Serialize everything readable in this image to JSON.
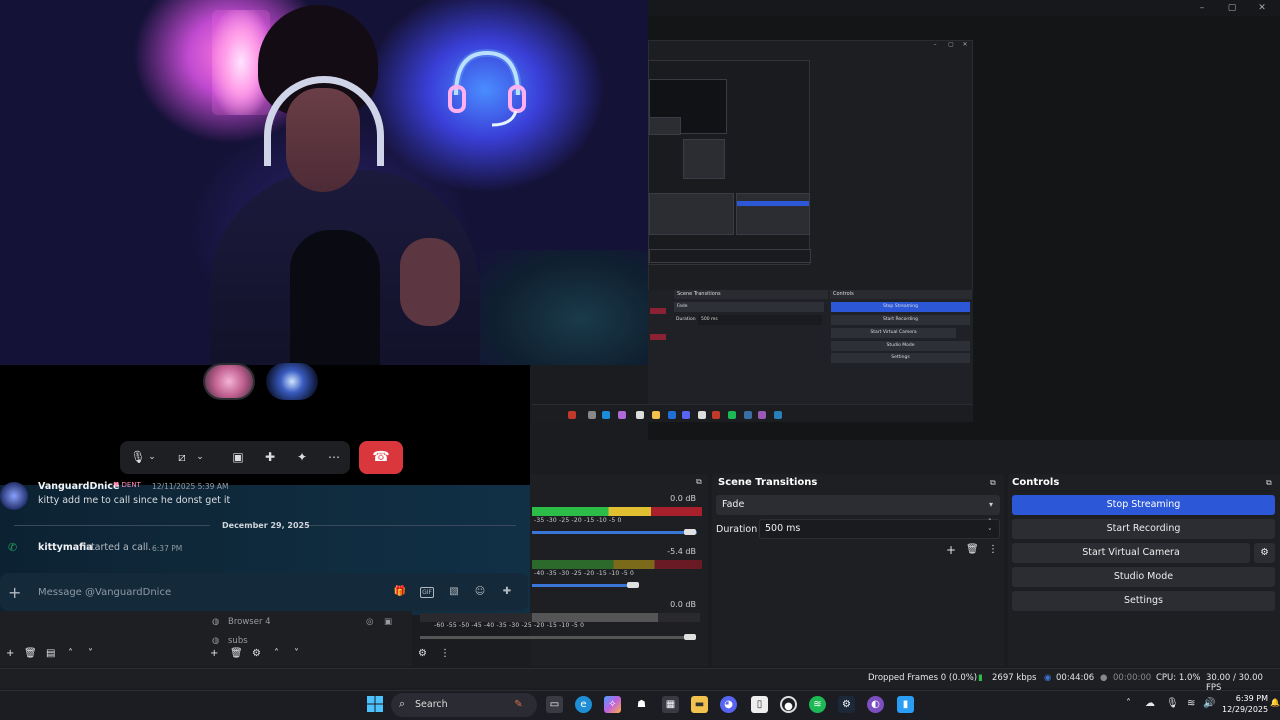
...
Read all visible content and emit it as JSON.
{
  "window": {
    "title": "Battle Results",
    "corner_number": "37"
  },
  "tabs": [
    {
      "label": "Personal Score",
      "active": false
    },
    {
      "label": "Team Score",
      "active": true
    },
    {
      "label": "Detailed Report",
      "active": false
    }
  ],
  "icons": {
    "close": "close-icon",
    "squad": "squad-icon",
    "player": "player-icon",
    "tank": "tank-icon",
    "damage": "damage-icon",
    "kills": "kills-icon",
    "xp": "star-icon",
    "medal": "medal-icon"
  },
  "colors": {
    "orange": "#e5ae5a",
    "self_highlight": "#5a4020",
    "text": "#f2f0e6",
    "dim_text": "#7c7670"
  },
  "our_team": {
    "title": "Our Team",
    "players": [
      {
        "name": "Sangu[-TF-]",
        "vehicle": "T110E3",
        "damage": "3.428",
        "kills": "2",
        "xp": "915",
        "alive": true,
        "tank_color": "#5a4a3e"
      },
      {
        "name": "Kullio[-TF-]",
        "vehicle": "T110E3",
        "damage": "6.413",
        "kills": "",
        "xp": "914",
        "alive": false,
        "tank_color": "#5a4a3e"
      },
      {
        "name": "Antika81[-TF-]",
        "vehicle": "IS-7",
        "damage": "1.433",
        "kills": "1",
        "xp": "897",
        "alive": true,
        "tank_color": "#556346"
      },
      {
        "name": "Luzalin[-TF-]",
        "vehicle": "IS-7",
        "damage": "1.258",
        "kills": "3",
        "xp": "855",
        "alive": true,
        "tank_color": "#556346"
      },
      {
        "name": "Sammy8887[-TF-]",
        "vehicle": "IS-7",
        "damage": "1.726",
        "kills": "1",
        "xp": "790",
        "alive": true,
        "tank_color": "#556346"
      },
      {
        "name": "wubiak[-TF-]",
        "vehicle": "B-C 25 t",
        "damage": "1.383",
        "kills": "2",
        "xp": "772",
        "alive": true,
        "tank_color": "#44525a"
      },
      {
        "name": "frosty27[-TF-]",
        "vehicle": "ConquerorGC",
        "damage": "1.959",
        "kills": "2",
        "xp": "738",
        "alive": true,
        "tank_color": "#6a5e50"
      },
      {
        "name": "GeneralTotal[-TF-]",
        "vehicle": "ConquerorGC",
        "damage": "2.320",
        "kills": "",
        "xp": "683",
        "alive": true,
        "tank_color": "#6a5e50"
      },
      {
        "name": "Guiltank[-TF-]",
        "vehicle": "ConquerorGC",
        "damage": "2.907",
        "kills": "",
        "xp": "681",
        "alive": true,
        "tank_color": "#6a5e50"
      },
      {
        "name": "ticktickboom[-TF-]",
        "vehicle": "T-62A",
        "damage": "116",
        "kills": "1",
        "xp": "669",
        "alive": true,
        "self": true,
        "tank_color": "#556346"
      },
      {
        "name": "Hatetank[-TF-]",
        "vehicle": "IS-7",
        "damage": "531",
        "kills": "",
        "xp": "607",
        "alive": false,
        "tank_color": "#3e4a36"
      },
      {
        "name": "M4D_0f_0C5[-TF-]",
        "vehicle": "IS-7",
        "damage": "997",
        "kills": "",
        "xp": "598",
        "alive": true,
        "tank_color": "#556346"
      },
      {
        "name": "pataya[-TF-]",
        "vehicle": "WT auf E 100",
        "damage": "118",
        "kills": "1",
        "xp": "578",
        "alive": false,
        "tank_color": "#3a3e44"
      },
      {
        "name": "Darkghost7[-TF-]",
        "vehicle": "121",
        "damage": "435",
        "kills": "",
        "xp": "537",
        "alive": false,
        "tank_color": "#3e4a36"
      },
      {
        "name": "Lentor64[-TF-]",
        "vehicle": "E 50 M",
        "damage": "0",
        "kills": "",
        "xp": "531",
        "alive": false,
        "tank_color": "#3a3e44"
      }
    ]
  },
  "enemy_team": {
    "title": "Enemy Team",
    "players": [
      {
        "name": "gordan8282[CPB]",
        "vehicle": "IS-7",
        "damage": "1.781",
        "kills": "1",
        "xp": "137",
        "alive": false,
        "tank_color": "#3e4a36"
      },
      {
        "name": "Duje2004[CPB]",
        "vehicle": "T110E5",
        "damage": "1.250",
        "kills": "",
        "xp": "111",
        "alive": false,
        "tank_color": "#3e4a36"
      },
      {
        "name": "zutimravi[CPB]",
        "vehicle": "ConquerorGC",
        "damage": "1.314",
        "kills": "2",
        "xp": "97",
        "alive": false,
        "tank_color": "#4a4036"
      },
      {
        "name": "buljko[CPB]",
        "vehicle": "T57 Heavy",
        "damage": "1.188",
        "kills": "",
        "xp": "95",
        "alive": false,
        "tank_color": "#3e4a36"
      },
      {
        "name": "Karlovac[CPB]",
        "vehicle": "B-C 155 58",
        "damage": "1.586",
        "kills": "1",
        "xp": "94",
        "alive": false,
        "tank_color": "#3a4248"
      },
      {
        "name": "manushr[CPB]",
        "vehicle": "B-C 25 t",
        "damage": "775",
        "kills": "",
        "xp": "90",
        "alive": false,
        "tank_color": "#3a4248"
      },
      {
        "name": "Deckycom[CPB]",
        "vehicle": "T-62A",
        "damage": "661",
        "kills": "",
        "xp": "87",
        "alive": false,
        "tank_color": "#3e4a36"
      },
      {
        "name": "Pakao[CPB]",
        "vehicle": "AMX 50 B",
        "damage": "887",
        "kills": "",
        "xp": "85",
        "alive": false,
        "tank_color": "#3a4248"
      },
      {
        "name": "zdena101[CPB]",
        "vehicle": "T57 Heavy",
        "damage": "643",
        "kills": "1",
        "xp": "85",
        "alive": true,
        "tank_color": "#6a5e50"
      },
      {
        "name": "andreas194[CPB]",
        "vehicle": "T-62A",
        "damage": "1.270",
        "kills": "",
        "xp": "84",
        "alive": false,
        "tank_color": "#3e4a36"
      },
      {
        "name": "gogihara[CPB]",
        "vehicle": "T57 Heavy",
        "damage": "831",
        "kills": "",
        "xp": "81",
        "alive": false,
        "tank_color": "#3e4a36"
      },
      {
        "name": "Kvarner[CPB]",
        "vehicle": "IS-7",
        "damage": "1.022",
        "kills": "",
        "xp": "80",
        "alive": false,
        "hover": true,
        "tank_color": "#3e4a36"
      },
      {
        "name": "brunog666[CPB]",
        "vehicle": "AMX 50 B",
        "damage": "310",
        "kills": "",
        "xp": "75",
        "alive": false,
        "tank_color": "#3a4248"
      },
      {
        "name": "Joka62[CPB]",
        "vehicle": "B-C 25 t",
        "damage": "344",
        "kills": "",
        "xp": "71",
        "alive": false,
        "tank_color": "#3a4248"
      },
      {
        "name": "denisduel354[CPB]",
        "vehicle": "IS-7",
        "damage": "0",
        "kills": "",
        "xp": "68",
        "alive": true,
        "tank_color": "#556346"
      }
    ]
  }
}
* * *
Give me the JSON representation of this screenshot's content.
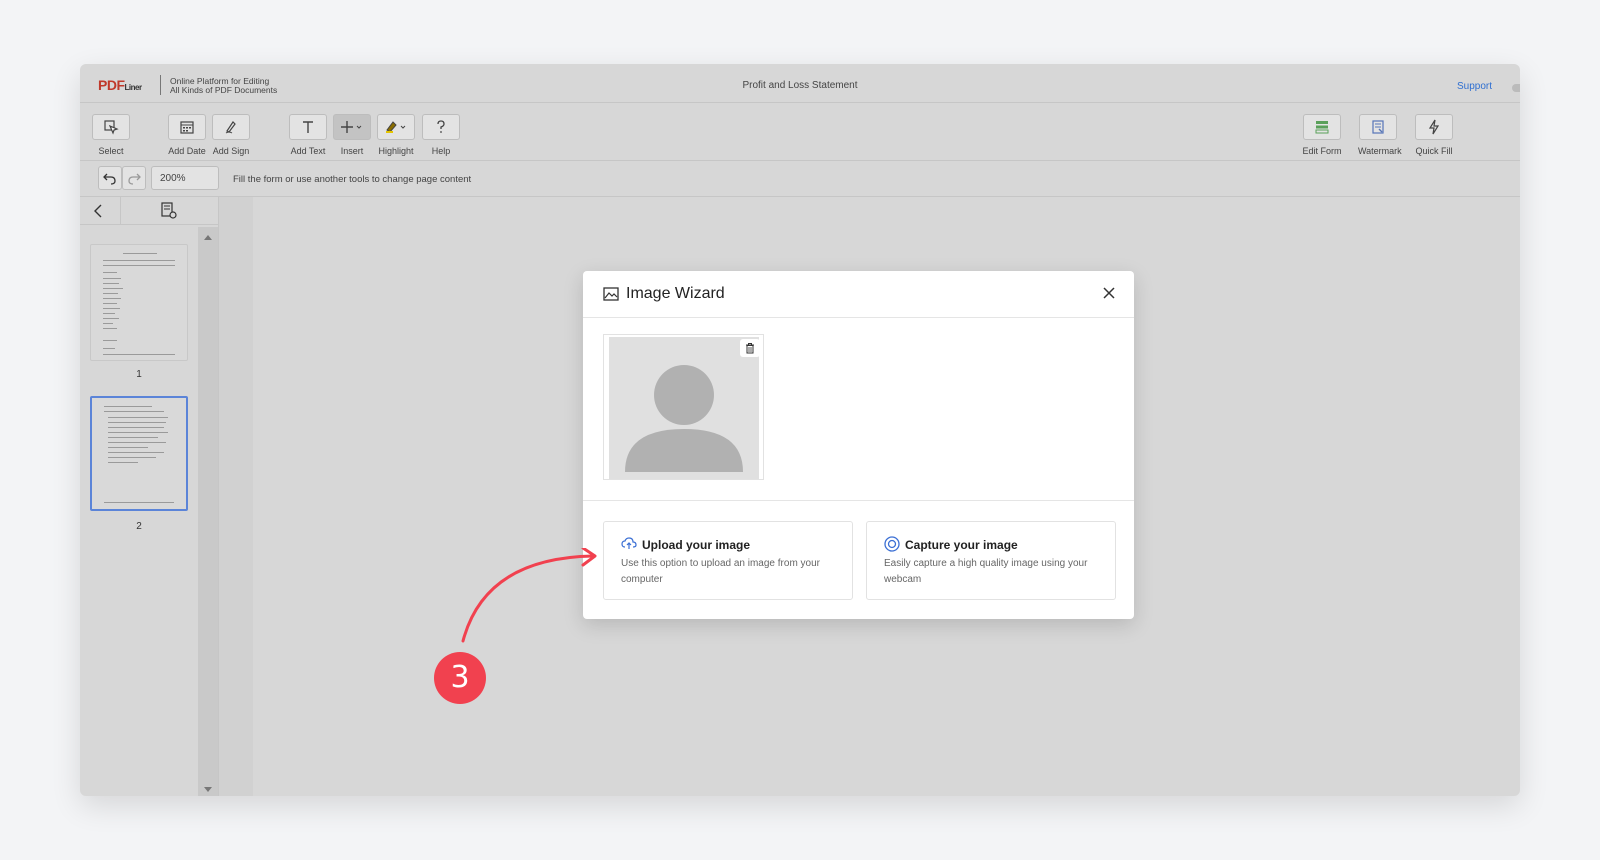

• WORK INSTRUCTIONS:
List the lines of the material in which the word "this" occurs.

• ANSWER IN FULL:
Serialize everything readable in this image to JSON.
Give me the JSON representation of this screenshot's content.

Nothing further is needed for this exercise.